> [Aim of the task]: Rewrite the listing from its first line through the line containing "bar-tasmania [461,504,484,576]", replacing every "bar-victoria" with "bar-vic" and leaving everything else unchanged.

> [Information given]:
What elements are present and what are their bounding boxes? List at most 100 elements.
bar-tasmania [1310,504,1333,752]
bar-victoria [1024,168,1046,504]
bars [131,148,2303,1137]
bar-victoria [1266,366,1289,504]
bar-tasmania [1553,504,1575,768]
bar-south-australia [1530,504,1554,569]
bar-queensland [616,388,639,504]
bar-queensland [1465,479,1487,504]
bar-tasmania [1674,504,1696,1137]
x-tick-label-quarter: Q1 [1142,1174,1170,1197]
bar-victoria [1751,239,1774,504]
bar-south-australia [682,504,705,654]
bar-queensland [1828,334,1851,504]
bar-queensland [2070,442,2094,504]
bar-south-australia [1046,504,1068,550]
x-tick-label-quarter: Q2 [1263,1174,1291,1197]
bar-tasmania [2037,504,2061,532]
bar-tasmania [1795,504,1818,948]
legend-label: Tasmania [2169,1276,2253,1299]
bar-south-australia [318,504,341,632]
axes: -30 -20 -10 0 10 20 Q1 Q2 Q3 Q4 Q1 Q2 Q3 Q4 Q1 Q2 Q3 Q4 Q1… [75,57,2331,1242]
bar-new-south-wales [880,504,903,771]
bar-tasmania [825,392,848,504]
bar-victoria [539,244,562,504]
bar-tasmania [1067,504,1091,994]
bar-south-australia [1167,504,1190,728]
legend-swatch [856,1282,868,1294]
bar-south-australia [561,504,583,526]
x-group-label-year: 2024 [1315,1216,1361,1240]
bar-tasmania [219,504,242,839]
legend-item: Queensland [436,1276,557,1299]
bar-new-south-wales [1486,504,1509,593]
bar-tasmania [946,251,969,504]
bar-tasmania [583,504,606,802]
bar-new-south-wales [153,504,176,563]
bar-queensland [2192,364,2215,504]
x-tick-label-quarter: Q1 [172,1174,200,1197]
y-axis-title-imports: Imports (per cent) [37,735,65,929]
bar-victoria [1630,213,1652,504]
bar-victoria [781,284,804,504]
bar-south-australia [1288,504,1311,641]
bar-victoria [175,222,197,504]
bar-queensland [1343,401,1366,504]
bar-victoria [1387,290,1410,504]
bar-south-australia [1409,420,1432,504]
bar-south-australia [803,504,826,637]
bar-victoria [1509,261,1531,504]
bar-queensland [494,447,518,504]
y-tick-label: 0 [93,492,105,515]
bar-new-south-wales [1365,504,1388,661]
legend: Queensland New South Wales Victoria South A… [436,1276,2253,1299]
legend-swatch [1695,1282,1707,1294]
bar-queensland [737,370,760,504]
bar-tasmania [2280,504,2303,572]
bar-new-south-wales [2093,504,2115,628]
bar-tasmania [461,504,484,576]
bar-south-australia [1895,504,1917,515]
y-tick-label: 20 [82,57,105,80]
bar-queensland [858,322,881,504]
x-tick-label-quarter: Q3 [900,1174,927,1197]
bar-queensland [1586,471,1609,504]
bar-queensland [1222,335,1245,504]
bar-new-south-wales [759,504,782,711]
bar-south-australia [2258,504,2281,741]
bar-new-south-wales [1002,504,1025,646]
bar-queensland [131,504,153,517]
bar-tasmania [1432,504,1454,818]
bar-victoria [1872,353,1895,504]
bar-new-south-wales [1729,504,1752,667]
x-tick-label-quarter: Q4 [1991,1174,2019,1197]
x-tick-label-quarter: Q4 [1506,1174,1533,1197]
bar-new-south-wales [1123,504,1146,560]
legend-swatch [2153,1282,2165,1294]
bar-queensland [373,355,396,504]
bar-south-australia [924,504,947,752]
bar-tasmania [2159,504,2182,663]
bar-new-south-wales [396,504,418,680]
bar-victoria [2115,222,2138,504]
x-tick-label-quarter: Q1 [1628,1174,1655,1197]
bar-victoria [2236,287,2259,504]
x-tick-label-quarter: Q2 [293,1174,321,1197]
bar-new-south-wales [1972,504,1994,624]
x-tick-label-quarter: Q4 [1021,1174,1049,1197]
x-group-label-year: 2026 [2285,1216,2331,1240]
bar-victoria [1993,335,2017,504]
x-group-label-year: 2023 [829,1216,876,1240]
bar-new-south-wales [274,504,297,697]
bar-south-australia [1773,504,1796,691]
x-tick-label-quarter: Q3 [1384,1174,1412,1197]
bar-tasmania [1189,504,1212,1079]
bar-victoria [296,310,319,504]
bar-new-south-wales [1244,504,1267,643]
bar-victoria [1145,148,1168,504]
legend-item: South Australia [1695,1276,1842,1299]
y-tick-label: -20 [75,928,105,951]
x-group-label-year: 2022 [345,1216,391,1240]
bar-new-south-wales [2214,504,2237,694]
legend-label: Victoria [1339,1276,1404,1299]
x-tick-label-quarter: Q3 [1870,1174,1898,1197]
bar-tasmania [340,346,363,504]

> [Final result]:
What elements are present and what are their bounding boxes? List at most 100 elements.
bar-tasmania [1310,504,1333,752]
bar-vic [1024,168,1046,504]
bars [131,148,2303,1137]
bar-vic [1266,366,1289,504]
bar-tasmania [1553,504,1575,768]
bar-south-australia [1530,504,1554,569]
bar-queensland [616,388,639,504]
bar-queensland [1465,479,1487,504]
bar-tasmania [1674,504,1696,1137]
x-tick-label-quarter: Q1 [1142,1174,1170,1197]
bar-vic [1751,239,1774,504]
bar-south-australia [682,504,705,654]
bar-queensland [1828,334,1851,504]
bar-queensland [2070,442,2094,504]
bar-south-australia [1046,504,1068,550]
x-tick-label-quarter: Q2 [1263,1174,1291,1197]
bar-tasmania [2037,504,2061,532]
bar-tasmania [1795,504,1818,948]
legend-label: Tasmania [2169,1276,2253,1299]
bar-south-australia [318,504,341,632]
axes: -30 -20 -10 0 10 20 Q1 Q2 Q3 Q4 Q1 Q2 Q3 Q4 Q1 Q2 Q3 Q4 Q1… [75,57,2331,1242]
bar-new-south-wales [880,504,903,771]
bar-tasmania [825,392,848,504]
bar-vic [539,244,562,504]
bar-tasmania [1067,504,1091,994]
bar-south-australia [1167,504,1190,728]
legend-swatch [856,1282,868,1294]
bar-south-australia [561,504,583,526]
x-group-label-year: 2024 [1315,1216,1361,1240]
bar-tasmania [219,504,242,839]
legend-item: Queensland [436,1276,557,1299]
bar-new-south-wales [1486,504,1509,593]
bar-tasmania [946,251,969,504]
bar-tasmania [583,504,606,802]
bar-new-south-wales [153,504,176,563]
bar-queensland [2192,364,2215,504]
x-tick-label-quarter: Q1 [172,1174,200,1197]
y-axis-title-imports: Imports (per cent) [37,735,65,929]
bar-vic [1630,213,1652,504]
bar-vic [781,284,804,504]
bar-south-australia [1288,504,1311,641]
bar-vic [175,222,197,504]
bar-queensland [1343,401,1366,504]
bar-vic [1387,290,1410,504]
bar-south-australia [1409,420,1432,504]
bar-south-australia [803,504,826,637]
bar-vic [1509,261,1531,504]
bar-queensland [494,447,518,504]
y-tick-label: 0 [93,492,105,515]
bar-new-south-wales [1365,504,1388,661]
legend: Queensland New South Wales Victoria South A… [436,1276,2253,1299]
legend-swatch [1695,1282,1707,1294]
bar-queensland [737,370,760,504]
bar-tasmania [2280,504,2303,572]
bar-new-south-wales [2093,504,2115,628]
bar-tasmania [461,504,484,576]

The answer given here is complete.